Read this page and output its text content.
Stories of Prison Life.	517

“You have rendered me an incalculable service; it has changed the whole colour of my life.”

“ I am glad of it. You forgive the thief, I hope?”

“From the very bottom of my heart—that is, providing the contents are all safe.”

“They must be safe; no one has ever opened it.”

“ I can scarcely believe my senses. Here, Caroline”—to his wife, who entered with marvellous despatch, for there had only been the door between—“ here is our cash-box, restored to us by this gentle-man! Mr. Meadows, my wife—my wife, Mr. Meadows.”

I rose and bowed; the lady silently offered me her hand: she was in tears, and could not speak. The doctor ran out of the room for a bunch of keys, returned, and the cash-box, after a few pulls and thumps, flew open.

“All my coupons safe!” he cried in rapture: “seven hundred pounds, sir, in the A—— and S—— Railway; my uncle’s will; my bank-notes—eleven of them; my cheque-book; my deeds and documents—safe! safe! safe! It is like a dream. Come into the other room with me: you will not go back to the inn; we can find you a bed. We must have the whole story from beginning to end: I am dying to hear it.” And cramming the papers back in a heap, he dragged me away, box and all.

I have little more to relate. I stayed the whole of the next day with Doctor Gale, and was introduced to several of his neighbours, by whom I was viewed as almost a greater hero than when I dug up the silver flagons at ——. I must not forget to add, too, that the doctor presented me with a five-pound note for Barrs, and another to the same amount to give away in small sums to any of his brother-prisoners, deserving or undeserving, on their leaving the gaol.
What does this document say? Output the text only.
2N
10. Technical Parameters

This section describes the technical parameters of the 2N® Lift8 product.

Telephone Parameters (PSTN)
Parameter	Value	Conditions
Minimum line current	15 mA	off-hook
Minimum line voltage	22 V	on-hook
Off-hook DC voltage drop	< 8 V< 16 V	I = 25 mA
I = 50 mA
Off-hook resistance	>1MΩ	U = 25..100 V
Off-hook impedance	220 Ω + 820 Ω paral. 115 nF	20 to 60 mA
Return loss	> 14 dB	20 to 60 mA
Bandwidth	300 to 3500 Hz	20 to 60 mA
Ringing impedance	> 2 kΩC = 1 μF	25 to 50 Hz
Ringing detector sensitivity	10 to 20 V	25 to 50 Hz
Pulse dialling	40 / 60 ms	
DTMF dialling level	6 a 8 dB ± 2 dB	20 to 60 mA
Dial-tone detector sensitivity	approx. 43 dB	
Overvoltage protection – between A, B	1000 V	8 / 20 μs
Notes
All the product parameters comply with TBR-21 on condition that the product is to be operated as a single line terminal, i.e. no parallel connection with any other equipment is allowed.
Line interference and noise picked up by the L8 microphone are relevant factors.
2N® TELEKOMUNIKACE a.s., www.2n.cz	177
◆ ◆ ◆ ◆ ◆
The problem ->
Print out every entry, keeping each one exact.

The solution ->
Read this page and output its text content.
Stories of Prison Life.	517

“You have rendered me an incalculable service; it has changed the whole colour of my life.”

“ I am glad of it. You forgive the thief, I hope?”

“From the very bottom of my heart—that is, providing the contents are all safe.”

“They must be safe; no one has ever opened it.”

“ I can scarcely believe my senses. Here, Caroline”—to his wife, who entered with marvellous despatch, for there had only been the door between—“ here is our cash-box, restored to us by this gentle-man! Mr. Meadows, my wife—my wife, Mr. Meadows.”

I rose and bowed; the lady silently offered me her hand: she was in tears, and could not speak. The doctor ran out of the room for a bunch of keys, returned, and the cash-box, after a few pulls and thumps, flew open.

“All my coupons safe!” he cried in rapture: “seven hundred pounds, sir, in the A—— and S—— Railway; my uncle’s will; my bank-notes—eleven of them; my cheque-book; my deeds and documents—safe! safe! safe! It is like a dream. Come into the other room with me: you will not go back to the inn; we can find you a bed. We must have the whole story from beginning to end: I am dying to hear it.” And cramming the papers back in a heap, he dragged me away, box and all.

I have little more to relate. I stayed the whole of the next day with Doctor Gale, and was introduced to several of his neighbours, by whom I was viewed as almost a greater hero than when I dug up the silver flagons at ——. I must not forget to add, too, that the doctor presented me with a five-pound note for Barrs, and another to the same amount to give away in small sums to any of his brother-prisoners, deserving or undeserving, on their leaving the gaol.
What does this document say? Output the text only.
2N
10. Technical Parameters

This section describes the technical parameters of the 2N® Lift8 product.

Telephone Parameters (PSTN)
Parameter	Value	Conditions
Minimum line current	15 mA	off-hook
Minimum line voltage	22 V	on-hook
Off-hook DC voltage drop	< 8 V< 16 V	I = 25 mA
I = 50 mA
Off-hook resistance	>1MΩ	U = 25..100 V
Off-hook impedance	220 Ω + 820 Ω paral. 115 nF	20 to 60 mA
Return loss	> 14 dB	20 to 60 mA
Bandwidth	300 to 3500 Hz	20 to 60 mA
Ringing impedance	> 2 kΩC = 1 μF	25 to 50 Hz
Ringing detector sensitivity	10 to 20 V	25 to 50 Hz
Pulse dialling	40 / 60 ms	
DTMF dialling level	6 a 8 dB ± 2 dB	20 to 60 mA
Dial-tone detector sensitivity	approx. 43 dB	
Overvoltage protection – between A, B	1000 V	8 / 20 μs
Notes
All the product parameters comply with TBR-21 on condition that the product is to be operated as a single line terminal, i.e. no parallel connection with any other equipment is allowed.
Line interference and noise picked up by the L8 microphone are relevant factors.
2N® TELEKOMUNIKACE a.s., www.2n.cz	177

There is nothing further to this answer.